→ WHAT THE TASK REQUIRES
Copy each line of the data below with the word "moeten".

→ EXERCISE DATA
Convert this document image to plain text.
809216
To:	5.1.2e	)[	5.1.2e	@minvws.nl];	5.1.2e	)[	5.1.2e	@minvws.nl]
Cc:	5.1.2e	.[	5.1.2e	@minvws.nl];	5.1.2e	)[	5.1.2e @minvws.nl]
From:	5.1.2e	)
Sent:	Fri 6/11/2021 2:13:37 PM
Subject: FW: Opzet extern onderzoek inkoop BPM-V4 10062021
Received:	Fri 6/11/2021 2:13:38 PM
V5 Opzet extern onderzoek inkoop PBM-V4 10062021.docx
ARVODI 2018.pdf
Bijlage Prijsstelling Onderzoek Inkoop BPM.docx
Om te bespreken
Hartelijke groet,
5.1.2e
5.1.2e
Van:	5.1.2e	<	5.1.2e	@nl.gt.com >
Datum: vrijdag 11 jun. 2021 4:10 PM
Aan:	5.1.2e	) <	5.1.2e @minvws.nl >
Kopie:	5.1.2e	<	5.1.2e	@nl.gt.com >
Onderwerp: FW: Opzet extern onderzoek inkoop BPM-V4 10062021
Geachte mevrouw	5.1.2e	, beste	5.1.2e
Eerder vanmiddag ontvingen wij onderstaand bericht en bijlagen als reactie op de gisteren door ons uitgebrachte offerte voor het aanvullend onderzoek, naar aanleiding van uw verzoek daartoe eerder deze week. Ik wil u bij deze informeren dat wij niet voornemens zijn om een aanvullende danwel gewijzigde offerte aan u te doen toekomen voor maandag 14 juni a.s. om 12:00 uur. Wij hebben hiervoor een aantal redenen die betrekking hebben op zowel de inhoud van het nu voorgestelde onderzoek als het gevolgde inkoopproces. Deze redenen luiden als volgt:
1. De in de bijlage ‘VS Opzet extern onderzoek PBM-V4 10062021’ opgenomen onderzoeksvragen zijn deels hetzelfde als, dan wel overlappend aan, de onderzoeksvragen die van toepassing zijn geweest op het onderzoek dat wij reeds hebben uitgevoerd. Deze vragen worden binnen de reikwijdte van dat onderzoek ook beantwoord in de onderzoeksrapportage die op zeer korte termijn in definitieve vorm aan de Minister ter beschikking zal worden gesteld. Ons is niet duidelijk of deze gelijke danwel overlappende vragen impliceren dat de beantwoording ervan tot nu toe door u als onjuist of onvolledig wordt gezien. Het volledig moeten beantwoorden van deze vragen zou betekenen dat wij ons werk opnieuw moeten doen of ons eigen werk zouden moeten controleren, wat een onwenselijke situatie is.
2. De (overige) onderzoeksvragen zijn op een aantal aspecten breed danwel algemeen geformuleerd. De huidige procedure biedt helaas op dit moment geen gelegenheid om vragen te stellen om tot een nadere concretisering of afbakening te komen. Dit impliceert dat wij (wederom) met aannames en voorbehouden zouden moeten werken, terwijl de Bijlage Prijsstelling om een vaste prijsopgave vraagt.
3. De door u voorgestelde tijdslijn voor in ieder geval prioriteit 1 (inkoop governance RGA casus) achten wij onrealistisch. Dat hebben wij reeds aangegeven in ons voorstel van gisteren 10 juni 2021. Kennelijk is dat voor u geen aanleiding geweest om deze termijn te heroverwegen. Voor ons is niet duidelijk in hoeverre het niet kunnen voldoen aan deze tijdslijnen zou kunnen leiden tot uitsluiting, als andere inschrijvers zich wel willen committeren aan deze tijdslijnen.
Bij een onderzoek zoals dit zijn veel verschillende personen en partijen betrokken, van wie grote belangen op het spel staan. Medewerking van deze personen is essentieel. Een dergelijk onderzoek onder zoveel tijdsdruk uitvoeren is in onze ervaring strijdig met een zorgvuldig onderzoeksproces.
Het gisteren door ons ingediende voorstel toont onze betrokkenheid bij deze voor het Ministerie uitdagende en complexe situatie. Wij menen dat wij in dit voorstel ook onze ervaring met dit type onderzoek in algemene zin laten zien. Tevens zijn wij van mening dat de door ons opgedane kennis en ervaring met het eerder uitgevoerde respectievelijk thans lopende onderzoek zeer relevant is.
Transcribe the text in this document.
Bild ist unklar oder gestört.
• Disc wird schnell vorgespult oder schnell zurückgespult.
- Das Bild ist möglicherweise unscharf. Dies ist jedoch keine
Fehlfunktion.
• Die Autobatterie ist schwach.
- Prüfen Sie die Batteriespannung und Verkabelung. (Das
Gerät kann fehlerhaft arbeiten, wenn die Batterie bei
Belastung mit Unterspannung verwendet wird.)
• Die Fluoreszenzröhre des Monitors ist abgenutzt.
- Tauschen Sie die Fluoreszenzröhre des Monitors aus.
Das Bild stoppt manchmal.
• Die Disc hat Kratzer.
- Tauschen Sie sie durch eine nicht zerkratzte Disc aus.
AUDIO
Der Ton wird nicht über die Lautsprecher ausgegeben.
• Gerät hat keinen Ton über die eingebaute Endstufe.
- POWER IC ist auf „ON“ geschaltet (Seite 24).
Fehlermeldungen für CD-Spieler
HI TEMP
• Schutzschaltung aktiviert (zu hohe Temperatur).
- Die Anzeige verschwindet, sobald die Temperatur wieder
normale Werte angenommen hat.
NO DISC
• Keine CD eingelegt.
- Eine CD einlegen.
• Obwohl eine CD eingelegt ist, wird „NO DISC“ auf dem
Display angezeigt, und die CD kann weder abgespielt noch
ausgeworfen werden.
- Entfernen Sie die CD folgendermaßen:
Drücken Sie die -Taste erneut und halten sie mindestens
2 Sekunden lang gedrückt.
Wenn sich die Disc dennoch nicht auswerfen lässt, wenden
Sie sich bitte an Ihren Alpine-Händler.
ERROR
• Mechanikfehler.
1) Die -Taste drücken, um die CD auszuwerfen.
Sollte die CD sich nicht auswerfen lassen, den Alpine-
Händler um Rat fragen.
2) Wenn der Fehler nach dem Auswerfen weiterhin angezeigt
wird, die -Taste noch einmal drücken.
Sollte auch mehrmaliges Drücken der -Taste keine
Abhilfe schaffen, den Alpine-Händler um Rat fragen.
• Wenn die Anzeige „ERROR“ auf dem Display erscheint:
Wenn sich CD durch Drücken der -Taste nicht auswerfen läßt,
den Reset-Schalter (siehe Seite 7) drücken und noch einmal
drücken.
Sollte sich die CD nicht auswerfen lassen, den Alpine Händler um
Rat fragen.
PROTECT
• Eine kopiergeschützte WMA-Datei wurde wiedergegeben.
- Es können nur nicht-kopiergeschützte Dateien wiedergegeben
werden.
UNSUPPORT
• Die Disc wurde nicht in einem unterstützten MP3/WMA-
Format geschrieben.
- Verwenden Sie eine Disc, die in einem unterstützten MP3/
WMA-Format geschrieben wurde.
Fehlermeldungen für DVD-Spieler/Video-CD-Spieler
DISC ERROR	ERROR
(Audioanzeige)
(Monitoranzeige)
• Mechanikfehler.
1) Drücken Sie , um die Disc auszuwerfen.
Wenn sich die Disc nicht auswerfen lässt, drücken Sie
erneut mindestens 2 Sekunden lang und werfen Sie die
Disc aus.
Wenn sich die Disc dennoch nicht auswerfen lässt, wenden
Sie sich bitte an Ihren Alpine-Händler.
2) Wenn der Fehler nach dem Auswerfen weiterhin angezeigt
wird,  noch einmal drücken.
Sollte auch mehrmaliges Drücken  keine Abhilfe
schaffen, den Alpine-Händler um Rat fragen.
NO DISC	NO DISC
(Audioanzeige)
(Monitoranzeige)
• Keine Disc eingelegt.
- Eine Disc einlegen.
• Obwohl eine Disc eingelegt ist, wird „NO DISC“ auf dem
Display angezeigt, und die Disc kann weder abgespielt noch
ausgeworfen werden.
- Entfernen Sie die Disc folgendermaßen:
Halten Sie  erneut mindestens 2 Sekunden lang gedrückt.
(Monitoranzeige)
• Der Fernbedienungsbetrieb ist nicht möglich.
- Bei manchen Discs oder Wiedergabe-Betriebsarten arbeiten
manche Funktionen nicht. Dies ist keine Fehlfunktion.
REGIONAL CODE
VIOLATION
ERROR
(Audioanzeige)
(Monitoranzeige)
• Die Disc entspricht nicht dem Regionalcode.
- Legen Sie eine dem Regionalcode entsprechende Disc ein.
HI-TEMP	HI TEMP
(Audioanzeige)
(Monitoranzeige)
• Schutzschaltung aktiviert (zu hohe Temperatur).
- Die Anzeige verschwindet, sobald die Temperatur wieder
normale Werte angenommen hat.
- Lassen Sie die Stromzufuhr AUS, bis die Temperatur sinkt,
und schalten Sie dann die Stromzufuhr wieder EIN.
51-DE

→ SOLUTION TO THIS TASK
1. De in de bijlage ‘VS Opzet extern onderzoek PBM-V4 10062021’ opgenomen onderzoeksvragen zijn deels hetzelfde als, dan wel overlappend aan, de onderzoeksvragen die van toepassing zijn geweest op het onderzoek dat wij reeds hebben uitgevoerd. Deze vragen worden binnen de reikwijdte van dat onderzoek ook beantwoord in de onderzoeksrapportage die op zeer korte termijn in definitieve vorm aan de Minister ter beschikking zal worden gesteld. Ons is niet duidelijk of deze gelijke danwel overlappende vragen impliceren dat de beantwoording ervan tot nu toe door u als onjuist of onvolledig wordt gezien. Het volledig moeten beantwoorden van deze vragen zou betekenen dat wij ons werk opnieuw moeten doen of ons eigen werk zouden moeten controleren, wat een onwenselijke situatie is.
2. De (overige) onderzoeksvragen zijn op een aantal aspecten breed danwel algemeen geformuleerd. De huidige procedure biedt helaas op dit moment geen gelegenheid om vragen te stellen om tot een nadere concretisering of afbakening te komen. Dit impliceert dat wij (wederom) met aannames en voorbehouden zouden moeten werken, terwijl de Bijlage Prijsstelling om een vaste prijsopgave vraagt.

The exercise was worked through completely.